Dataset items
--------------------------------------------------

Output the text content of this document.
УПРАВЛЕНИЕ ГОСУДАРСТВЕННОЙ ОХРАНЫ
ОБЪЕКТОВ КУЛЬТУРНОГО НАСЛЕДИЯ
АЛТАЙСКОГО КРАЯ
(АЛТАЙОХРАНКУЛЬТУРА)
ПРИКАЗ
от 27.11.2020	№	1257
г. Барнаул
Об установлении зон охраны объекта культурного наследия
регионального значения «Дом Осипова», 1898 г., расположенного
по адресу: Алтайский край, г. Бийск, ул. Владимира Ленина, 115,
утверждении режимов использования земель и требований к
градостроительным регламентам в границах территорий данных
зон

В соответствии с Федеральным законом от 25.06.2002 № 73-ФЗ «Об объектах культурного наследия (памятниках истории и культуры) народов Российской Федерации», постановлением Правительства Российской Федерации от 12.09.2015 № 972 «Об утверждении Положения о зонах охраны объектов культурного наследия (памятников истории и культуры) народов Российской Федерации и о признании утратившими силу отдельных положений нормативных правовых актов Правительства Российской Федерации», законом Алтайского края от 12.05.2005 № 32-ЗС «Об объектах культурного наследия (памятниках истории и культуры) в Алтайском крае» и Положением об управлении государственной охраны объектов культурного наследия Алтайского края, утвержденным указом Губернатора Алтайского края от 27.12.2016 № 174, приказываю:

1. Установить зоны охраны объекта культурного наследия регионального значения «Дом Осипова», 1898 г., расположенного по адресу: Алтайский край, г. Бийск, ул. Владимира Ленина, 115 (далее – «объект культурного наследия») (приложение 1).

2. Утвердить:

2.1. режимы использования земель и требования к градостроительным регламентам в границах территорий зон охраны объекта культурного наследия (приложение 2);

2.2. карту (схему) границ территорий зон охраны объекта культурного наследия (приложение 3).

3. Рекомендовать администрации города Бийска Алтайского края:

--------------------------------------------------

Give the listing again, word for word.

▶ Reply to the exercise
Output the text content of this document.
УПРАВЛЕНИЕ ГОСУДАРСТВЕННОЙ ОХРАНЫ
ОБЪЕКТОВ КУЛЬТУРНОГО НАСЛЕДИЯ
АЛТАЙСКОГО КРАЯ
(АЛТАЙОХРАНКУЛЬТУРА)
ПРИКАЗ
от 27.11.2020	№	1257
г. Барнаул
Об установлении зон охраны объекта культурного наследия
регионального значения «Дом Осипова», 1898 г., расположенного
по адресу: Алтайский край, г. Бийск, ул. Владимира Ленина, 115,
утверждении режимов использования земель и требований к
градостроительным регламентам в границах территорий данных
зон

В соответствии с Федеральным законом от 25.06.2002 № 73-ФЗ «Об объектах культурного наследия (памятниках истории и культуры) народов Российской Федерации», постановлением Правительства Российской Федерации от 12.09.2015 № 972 «Об утверждении Положения о зонах охраны объектов культурного наследия (памятников истории и культуры) народов Российской Федерации и о признании утратившими силу отдельных положений нормативных правовых актов Правительства Российской Федерации», законом Алтайского края от 12.05.2005 № 32-ЗС «Об объектах культурного наследия (памятниках истории и культуры) в Алтайском крае» и Положением об управлении государственной охраны объектов культурного наследия Алтайского края, утвержденным указом Губернатора Алтайского края от 27.12.2016 № 174, приказываю:

1. Установить зоны охраны объекта культурного наследия регионального значения «Дом Осипова», 1898 г., расположенного по адресу: Алтайский край, г. Бийск, ул. Владимира Ленина, 115 (далее – «объект культурного наследия») (приложение 1).

2. Утвердить:

2.1. режимы использования земель и требования к градостроительным регламентам в границах территорий зон охраны объекта культурного наследия (приложение 2);

2.2. карту (схему) границ территорий зон охраны объекта культурного наследия (приложение 3).

3. Рекомендовать администрации города Бийска Алтайского края:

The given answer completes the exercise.